-- Task requirements --
Write out each line exactly as given. Leave the pictures out of your copy.

-- Begin Data supplied --

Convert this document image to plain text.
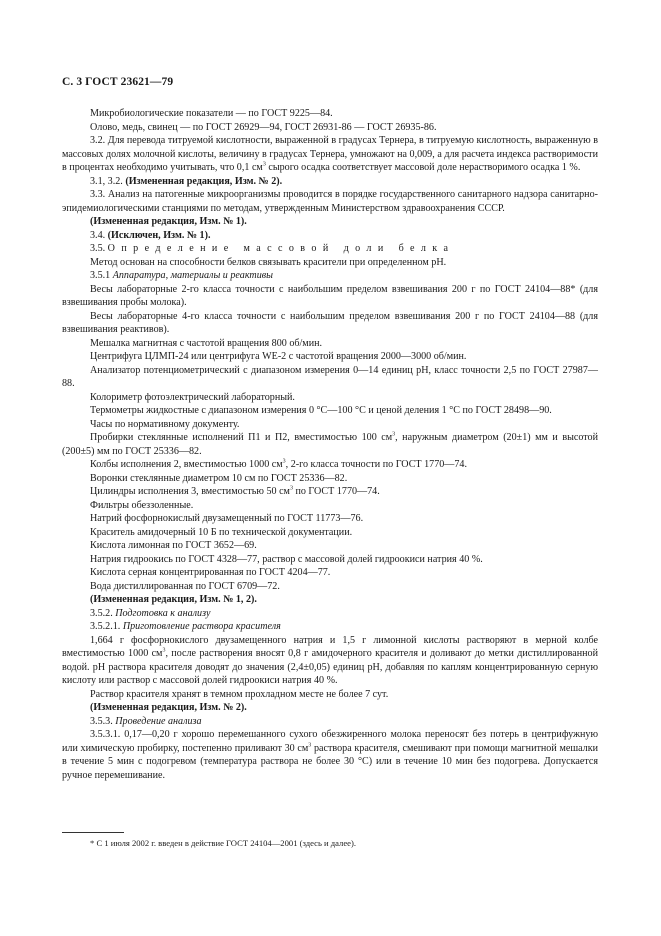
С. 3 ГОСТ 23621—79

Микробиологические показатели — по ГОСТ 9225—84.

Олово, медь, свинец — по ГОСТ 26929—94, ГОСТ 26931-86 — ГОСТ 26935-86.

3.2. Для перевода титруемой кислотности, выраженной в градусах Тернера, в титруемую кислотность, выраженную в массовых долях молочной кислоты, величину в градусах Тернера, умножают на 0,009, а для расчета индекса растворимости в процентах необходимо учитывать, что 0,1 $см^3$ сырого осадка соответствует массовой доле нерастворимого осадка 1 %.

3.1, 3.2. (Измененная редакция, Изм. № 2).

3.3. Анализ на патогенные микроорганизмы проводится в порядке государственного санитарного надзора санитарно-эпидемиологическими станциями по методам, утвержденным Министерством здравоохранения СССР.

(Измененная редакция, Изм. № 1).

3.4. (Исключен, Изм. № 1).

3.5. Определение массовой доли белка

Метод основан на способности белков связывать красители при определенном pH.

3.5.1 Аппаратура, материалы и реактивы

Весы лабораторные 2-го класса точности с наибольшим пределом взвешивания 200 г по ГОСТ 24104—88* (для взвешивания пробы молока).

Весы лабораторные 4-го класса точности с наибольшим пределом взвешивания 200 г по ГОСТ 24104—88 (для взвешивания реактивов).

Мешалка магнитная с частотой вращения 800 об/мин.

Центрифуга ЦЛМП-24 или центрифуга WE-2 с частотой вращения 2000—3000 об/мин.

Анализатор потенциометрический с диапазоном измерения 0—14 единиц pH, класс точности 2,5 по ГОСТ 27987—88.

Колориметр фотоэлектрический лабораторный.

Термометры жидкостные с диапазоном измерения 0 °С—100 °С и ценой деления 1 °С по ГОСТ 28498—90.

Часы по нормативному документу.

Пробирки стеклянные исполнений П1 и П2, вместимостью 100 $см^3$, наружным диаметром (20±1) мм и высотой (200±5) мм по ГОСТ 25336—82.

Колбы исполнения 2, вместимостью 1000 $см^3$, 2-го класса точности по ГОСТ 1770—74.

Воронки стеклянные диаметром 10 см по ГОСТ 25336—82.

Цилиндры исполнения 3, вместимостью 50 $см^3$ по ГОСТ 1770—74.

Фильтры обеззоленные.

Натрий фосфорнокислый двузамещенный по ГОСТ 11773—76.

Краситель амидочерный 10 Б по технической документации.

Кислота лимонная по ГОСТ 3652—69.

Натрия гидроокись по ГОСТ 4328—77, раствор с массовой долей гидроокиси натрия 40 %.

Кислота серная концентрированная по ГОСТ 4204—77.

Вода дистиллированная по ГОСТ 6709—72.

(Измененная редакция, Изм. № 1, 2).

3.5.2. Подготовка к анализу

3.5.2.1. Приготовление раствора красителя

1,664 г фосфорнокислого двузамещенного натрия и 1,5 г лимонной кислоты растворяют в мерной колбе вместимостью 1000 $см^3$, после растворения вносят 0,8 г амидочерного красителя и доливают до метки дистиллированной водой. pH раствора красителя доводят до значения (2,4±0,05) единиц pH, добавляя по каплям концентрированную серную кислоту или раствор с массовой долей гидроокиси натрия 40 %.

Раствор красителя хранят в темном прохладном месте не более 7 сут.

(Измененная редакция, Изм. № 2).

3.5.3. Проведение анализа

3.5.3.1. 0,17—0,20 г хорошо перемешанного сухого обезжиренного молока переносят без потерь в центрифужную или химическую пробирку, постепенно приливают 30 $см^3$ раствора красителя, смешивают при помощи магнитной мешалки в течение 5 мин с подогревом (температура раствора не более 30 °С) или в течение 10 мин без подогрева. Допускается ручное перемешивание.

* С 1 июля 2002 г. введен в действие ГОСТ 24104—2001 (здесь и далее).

-- End Data supplied --

-- Response to the task --
Convert this document image to plain text.
С. 3 ГОСТ 23621—79

Микробиологические показатели — по ГОСТ 9225—84.

Олово, медь, свинец — по ГОСТ 26929—94, ГОСТ 26931-86 — ГОСТ 26935-86.

3.2. Для перевода титруемой кислотности, выраженной в градусах Тернера, в титруемую кислотность, выраженную в массовых долях молочной кислоты, величину в градусах Тернера, умножают на 0,009, а для расчета индекса растворимости в процентах необходимо учитывать, что 0,1 $см^3$ сырого осадка соответствует массовой доле нерастворимого осадка 1 %.

3.1, 3.2. (Измененная редакция, Изм. № 2).

3.3. Анализ на патогенные микроорганизмы проводится в порядке государственного санитарного надзора санитарно-эпидемиологическими станциями по методам, утвержденным Министерством здравоохранения СССР.

(Измененная редакция, Изм. № 1).

3.4. (Исключен, Изм. № 1).

3.5. Определение массовой доли белка

Метод основан на способности белков связывать красители при определенном pH.

3.5.1 Аппаратура, материалы и реактивы

Весы лабораторные 2-го класса точности с наибольшим пределом взвешивания 200 г по ГОСТ 24104—88* (для взвешивания пробы молока).

Весы лабораторные 4-го класса точности с наибольшим пределом взвешивания 200 г по ГОСТ 24104—88 (для взвешивания реактивов).

Мешалка магнитная с частотой вращения 800 об/мин.

Центрифуга ЦЛМП-24 или центрифуга WE-2 с частотой вращения 2000—3000 об/мин.

Анализатор потенциометрический с диапазоном измерения 0—14 единиц pH, класс точности 2,5 по ГОСТ 27987—88.

Колориметр фотоэлектрический лабораторный.

Термометры жидкостные с диапазоном измерения 0 °С—100 °С и ценой деления 1 °С по ГОСТ 28498—90.

Часы по нормативному документу.

Пробирки стеклянные исполнений П1 и П2, вместимостью 100 $см^3$, наружным диаметром (20±1) мм и высотой (200±5) мм по ГОСТ 25336—82.

Колбы исполнения 2, вместимостью 1000 $см^3$, 2-го класса точности по ГОСТ 1770—74.

Воронки стеклянные диаметром 10 см по ГОСТ 25336—82.

Цилиндры исполнения 3, вместимостью 50 $см^3$ по ГОСТ 1770—74.

Фильтры обеззоленные.

Натрий фосфорнокислый двузамещенный по ГОСТ 11773—76.

Краситель амидочерный 10 Б по технической документации.

Кислота лимонная по ГОСТ 3652—69.

Натрия гидроокись по ГОСТ 4328—77, раствор с массовой долей гидроокиси натрия 40 %.

Кислота серная концентрированная по ГОСТ 4204—77.

Вода дистиллированная по ГОСТ 6709—72.

(Измененная редакция, Изм. № 1, 2).

3.5.2. Подготовка к анализу

3.5.2.1. Приготовление раствора красителя

1,664 г фосфорнокислого двузамещенного натрия и 1,5 г лимонной кислоты растворяют в мерной колбе вместимостью 1000 $см^3$, после растворения вносят 0,8 г амидочерного красителя и доливают до метки дистиллированной водой. pH раствора красителя доводят до значения (2,4±0,05) единиц pH, добавляя по каплям концентрированную серную кислоту или раствор с массовой долей гидроокиси натрия 40 %.

Раствор красителя хранят в темном прохладном месте не более 7 сут.

(Измененная редакция, Изм. № 2).

3.5.3. Проведение анализа

3.5.3.1. 0,17—0,20 г хорошо перемешанного сухого обезжиренного молока переносят без потерь в центрифужную или химическую пробирку, постепенно приливают 30 $см^3$ раствора красителя, смешивают при помощи магнитной мешалки в течение 5 мин с подогревом (температура раствора не более 30 °С) или в течение 10 мин без подогрева. Допускается ручное перемешивание.

* С 1 июля 2002 г. введен в действие ГОСТ 24104—2001 (здесь и далее).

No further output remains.